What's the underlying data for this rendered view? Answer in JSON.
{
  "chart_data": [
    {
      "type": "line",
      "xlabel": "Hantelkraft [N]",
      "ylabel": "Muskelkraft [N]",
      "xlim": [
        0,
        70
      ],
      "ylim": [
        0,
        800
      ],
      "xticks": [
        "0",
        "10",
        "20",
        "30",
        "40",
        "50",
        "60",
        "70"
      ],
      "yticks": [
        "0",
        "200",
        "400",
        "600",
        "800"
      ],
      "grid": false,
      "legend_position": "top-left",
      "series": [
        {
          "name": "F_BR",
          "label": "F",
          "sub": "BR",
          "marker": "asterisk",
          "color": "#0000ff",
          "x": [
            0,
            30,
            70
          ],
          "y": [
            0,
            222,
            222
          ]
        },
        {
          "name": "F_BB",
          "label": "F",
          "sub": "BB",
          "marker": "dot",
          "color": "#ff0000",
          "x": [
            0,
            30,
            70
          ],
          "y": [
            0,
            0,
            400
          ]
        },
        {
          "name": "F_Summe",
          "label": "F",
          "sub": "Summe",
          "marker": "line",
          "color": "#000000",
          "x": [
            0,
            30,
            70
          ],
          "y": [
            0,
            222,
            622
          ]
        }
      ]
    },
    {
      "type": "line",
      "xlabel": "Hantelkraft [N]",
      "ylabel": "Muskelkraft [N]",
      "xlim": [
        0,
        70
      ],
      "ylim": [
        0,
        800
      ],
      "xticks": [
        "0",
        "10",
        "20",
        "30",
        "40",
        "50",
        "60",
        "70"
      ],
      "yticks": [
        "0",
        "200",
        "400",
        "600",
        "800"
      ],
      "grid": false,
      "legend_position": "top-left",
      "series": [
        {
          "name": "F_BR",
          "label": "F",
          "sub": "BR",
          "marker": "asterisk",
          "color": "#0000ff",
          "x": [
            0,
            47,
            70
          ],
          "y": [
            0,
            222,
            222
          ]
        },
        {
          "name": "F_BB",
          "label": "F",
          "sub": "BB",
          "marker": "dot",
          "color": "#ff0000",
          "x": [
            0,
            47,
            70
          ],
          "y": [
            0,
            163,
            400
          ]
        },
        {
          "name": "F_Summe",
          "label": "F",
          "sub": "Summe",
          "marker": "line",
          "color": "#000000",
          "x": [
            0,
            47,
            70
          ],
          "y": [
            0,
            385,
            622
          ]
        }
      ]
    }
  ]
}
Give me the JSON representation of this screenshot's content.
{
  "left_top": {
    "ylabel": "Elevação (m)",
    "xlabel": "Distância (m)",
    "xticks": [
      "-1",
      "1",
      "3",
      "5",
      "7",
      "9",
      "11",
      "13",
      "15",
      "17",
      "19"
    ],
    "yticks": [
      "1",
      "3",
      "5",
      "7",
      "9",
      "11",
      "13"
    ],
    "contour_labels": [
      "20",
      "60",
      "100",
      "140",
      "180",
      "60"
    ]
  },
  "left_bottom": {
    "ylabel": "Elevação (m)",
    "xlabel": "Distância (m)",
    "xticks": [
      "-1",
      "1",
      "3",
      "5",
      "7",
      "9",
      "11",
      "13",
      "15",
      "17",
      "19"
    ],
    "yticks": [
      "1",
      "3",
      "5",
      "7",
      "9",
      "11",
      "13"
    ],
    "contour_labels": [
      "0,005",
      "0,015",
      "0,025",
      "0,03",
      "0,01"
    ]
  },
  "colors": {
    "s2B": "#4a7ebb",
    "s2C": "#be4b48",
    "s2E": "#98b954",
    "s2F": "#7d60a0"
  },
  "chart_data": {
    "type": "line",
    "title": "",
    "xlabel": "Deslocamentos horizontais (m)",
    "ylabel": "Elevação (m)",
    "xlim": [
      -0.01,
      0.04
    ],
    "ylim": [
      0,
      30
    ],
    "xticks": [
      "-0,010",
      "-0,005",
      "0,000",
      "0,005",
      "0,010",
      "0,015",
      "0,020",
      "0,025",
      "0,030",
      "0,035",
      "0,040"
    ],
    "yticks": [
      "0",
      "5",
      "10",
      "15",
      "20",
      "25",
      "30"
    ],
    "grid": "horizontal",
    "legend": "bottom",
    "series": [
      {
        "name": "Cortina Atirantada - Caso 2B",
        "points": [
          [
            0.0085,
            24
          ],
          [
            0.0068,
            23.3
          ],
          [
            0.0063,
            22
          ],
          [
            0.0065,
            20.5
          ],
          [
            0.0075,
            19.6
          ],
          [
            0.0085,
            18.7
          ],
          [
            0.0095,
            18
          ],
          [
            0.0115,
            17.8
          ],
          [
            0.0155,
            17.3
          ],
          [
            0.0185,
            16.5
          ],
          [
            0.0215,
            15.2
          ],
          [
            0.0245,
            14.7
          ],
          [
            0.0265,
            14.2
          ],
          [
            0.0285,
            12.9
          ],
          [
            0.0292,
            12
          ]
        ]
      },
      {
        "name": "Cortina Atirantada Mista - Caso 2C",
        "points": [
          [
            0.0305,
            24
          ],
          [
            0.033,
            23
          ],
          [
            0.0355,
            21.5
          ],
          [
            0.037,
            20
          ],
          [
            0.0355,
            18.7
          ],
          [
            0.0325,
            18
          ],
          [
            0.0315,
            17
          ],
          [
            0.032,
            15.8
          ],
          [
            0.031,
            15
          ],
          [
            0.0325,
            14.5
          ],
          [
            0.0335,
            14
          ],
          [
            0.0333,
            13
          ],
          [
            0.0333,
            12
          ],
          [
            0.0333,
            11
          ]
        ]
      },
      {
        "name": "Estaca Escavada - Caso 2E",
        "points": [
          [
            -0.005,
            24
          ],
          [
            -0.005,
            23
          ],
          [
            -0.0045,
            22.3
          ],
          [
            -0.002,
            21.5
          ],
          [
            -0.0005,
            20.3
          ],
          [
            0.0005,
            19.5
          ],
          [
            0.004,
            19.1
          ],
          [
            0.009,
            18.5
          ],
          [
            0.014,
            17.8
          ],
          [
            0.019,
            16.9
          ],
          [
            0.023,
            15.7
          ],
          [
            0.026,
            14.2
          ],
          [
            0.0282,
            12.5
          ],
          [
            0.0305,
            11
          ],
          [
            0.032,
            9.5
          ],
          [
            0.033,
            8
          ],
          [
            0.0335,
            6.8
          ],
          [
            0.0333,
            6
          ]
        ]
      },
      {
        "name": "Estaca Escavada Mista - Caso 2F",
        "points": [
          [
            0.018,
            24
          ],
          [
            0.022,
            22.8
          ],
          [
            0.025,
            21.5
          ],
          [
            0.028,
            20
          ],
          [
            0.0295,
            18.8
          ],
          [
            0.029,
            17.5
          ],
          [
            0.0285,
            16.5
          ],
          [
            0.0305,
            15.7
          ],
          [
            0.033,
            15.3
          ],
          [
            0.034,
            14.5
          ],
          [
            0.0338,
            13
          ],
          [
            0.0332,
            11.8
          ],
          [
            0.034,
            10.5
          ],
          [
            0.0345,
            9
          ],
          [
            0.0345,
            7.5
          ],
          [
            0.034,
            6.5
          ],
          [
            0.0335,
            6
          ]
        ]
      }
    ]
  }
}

----------

◆ EXERCISE OBJECTIVE
Count the lines of the data that contain the string "JSON", and reply with that number alone.

◆ TASK SOLUTION
2